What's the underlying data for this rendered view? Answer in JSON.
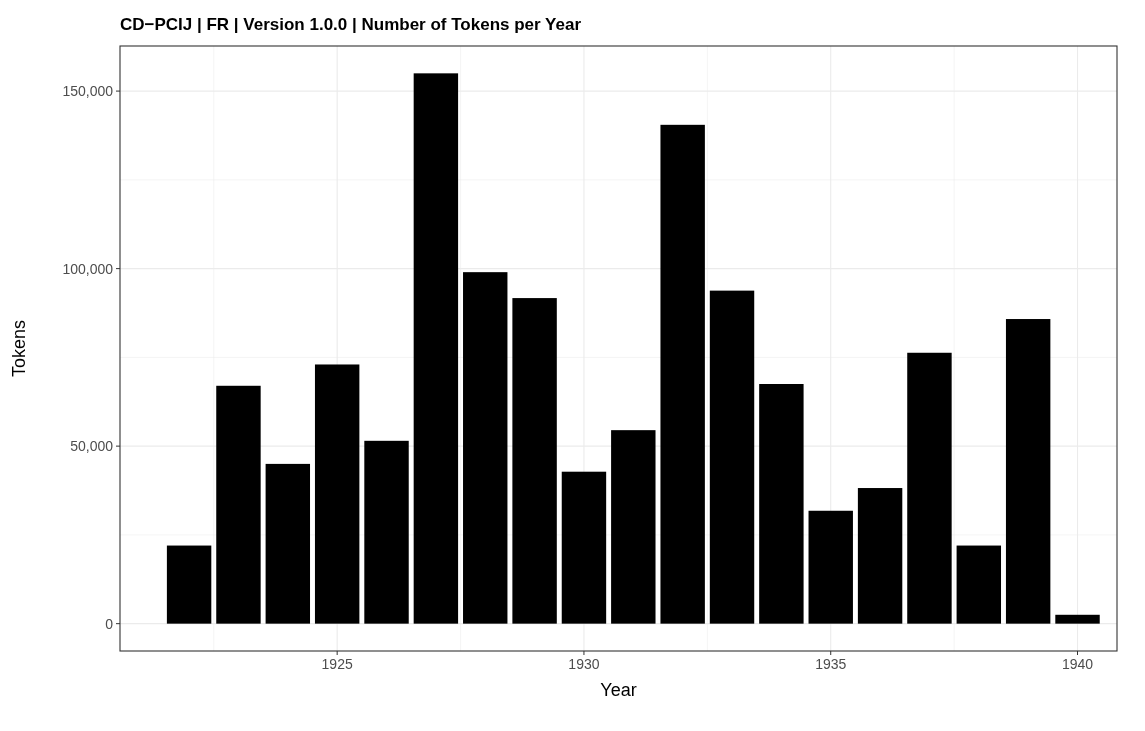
{
  "chart_data": {
    "type": "bar",
    "title": "CD−PCIJ | FR | Version 1.0.0 | Number of Tokens per Year",
    "xlabel": "Year",
    "ylabel": "Tokens",
    "x": [
      1922,
      1923,
      1924,
      1925,
      1926,
      1927,
      1928,
      1929,
      1930,
      1931,
      1932,
      1933,
      1934,
      1935,
      1936,
      1937,
      1938,
      1939,
      1940
    ],
    "values": [
      22000,
      67000,
      45000,
      73000,
      51500,
      155000,
      99000,
      91700,
      42800,
      54500,
      140500,
      93800,
      67500,
      31800,
      38200,
      76300,
      22000,
      85800,
      2500
    ],
    "color": "#000000",
    "xlim": [
      1920.6,
      1940.8
    ],
    "xticks": [
      1925,
      1930,
      1935,
      1940
    ],
    "ylim": [
      -7700,
      162700
    ],
    "yticks": [
      {
        "value": 0,
        "label": "0"
      },
      {
        "value": 50000,
        "label": "50,000"
      },
      {
        "value": 100000,
        "label": "100,000"
      },
      {
        "value": 150000,
        "label": "150,000"
      }
    ],
    "grid": true
  }
}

○ ○ ○ ○

## [Work to complete]
Without the pictures, retype the whole of the material above exactly.

## [Exercise result]
What's the underlying data for this rendered view? Answer in JSON.
{
  "chart_data": {
    "type": "bar",
    "title": "CD−PCIJ | FR | Version 1.0.0 | Number of Tokens per Year",
    "xlabel": "Year",
    "ylabel": "Tokens",
    "x": [
      1922,
      1923,
      1924,
      1925,
      1926,
      1927,
      1928,
      1929,
      1930,
      1931,
      1932,
      1933,
      1934,
      1935,
      1936,
      1937,
      1938,
      1939,
      1940
    ],
    "values": [
      22000,
      67000,
      45000,
      73000,
      51500,
      155000,
      99000,
      91700,
      42800,
      54500,
      140500,
      93800,
      67500,
      31800,
      38200,
      76300,
      22000,
      85800,
      2500
    ],
    "color": "#000000",
    "xlim": [
      1920.6,
      1940.8
    ],
    "xticks": [
      1925,
      1930,
      1935,
      1940
    ],
    "ylim": [
      -7700,
      162700
    ],
    "yticks": [
      {
        "value": 0,
        "label": "0"
      },
      {
        "value": 50000,
        "label": "50,000"
      },
      {
        "value": 100000,
        "label": "100,000"
      },
      {
        "value": 150000,
        "label": "150,000"
      }
    ],
    "grid": true
  }
}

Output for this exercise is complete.